## begin TASK DATA

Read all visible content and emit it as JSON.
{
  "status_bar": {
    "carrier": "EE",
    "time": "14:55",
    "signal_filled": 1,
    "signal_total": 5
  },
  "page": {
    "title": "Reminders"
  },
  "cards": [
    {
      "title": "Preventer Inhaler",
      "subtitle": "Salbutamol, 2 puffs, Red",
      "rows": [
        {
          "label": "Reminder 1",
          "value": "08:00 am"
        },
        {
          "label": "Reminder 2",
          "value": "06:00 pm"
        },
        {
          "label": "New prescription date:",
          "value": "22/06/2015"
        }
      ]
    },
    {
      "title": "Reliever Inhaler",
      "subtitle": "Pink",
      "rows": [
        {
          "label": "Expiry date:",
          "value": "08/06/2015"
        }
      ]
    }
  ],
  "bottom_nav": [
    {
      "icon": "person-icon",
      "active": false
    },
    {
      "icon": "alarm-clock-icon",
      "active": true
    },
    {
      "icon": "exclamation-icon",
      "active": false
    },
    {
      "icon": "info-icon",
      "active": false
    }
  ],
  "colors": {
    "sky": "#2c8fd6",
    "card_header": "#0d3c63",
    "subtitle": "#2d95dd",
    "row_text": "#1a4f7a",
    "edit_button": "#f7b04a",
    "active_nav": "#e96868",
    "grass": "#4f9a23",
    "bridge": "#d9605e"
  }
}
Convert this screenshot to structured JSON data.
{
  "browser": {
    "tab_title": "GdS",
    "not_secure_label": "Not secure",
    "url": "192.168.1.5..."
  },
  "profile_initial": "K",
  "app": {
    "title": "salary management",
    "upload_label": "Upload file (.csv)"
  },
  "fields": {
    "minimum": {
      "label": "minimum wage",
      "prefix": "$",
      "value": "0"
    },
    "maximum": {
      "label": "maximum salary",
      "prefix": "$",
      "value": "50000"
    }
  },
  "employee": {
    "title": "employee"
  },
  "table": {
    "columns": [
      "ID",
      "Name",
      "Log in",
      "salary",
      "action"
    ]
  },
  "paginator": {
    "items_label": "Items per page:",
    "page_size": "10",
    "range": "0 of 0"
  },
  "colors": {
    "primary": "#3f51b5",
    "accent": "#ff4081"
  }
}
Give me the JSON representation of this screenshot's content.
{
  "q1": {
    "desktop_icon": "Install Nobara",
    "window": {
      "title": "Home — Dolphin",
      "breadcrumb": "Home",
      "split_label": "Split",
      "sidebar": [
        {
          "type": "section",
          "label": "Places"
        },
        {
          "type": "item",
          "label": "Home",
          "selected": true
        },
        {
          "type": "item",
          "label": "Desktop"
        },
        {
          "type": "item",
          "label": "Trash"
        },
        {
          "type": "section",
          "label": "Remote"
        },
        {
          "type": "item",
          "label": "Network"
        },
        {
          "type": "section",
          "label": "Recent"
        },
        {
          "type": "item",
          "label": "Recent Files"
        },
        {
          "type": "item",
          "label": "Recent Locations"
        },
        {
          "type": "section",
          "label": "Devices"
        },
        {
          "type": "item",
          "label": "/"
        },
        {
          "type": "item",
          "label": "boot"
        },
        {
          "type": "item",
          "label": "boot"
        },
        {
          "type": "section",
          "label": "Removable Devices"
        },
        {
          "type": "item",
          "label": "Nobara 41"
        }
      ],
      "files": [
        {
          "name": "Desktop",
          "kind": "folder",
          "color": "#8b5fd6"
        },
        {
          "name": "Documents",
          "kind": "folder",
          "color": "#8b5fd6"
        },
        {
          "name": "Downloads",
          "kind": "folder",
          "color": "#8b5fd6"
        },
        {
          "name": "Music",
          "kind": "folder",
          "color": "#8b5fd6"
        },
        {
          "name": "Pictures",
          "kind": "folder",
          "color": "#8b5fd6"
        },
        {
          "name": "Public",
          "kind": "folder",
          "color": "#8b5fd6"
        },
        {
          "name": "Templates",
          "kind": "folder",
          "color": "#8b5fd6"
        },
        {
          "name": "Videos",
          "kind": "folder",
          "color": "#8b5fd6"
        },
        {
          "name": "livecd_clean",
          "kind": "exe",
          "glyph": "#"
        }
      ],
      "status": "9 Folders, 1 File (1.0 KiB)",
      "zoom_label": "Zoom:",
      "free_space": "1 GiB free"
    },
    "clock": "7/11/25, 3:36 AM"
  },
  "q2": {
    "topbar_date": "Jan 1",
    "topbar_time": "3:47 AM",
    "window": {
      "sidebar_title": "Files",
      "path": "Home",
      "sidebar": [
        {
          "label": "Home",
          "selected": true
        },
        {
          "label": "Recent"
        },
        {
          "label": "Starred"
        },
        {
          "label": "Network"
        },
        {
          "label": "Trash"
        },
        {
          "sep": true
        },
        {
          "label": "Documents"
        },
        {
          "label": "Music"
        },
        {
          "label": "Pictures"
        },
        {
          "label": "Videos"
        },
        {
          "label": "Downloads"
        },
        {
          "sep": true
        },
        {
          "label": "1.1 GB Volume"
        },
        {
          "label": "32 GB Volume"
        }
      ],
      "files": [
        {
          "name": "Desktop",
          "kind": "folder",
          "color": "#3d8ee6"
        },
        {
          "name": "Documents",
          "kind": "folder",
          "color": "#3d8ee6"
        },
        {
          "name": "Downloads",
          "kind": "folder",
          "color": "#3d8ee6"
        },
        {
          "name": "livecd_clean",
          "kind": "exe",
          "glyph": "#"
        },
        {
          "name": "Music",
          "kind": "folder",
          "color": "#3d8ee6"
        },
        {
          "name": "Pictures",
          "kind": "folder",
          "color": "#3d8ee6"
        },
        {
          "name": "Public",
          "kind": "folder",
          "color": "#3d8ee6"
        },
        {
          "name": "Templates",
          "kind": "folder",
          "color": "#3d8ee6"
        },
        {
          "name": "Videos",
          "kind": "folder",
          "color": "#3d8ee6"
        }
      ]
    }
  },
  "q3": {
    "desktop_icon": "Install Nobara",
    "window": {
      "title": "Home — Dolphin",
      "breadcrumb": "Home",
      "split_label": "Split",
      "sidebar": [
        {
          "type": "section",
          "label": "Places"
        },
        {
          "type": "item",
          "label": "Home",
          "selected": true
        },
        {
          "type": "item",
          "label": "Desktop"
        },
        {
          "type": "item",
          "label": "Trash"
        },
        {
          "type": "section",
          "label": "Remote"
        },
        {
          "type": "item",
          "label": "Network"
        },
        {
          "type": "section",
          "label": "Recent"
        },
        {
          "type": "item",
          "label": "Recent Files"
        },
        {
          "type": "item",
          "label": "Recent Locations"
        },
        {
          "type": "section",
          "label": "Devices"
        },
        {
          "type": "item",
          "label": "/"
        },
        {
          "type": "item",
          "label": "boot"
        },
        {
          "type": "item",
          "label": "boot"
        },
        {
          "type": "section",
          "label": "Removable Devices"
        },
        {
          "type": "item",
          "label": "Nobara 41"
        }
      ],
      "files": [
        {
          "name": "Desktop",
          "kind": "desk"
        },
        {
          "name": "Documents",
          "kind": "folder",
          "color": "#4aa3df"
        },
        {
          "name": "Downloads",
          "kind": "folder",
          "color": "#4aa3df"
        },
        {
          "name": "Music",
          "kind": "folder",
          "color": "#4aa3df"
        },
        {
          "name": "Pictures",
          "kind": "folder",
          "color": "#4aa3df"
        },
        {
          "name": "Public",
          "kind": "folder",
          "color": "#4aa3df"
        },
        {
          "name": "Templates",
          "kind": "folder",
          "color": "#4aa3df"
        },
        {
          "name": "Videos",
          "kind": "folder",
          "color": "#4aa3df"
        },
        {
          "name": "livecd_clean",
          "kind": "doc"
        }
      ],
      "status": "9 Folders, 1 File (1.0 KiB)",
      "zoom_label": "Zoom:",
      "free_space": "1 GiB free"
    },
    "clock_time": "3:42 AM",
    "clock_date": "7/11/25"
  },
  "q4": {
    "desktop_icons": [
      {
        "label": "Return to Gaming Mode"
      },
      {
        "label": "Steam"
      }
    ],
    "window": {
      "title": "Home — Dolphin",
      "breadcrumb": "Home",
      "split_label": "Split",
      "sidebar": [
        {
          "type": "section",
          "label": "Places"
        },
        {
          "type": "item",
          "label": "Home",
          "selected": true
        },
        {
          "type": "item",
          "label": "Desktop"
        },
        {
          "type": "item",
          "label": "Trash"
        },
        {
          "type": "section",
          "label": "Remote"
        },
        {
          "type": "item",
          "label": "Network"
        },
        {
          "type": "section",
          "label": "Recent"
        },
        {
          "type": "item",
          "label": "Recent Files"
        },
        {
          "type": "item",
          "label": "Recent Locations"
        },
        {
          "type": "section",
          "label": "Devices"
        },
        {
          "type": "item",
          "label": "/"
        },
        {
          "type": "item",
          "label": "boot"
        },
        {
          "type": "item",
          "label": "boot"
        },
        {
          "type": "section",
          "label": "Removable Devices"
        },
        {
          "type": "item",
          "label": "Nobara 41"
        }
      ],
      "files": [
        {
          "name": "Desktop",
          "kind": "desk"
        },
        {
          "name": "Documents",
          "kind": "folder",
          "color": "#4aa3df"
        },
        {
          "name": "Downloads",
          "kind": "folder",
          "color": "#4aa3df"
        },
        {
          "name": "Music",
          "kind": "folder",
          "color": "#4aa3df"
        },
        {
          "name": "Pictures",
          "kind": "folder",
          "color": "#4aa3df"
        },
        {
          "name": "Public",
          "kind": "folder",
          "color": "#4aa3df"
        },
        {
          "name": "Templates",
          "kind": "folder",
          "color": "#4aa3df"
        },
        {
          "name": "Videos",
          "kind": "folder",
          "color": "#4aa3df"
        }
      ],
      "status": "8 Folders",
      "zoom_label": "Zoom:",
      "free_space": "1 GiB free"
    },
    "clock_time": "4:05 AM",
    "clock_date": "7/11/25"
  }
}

## end TASK DATA

Some lines of the records may hold the word "content". How many do? Answer with a number and nothing else.

• _ANSWER TO THE PROBLEM_: 2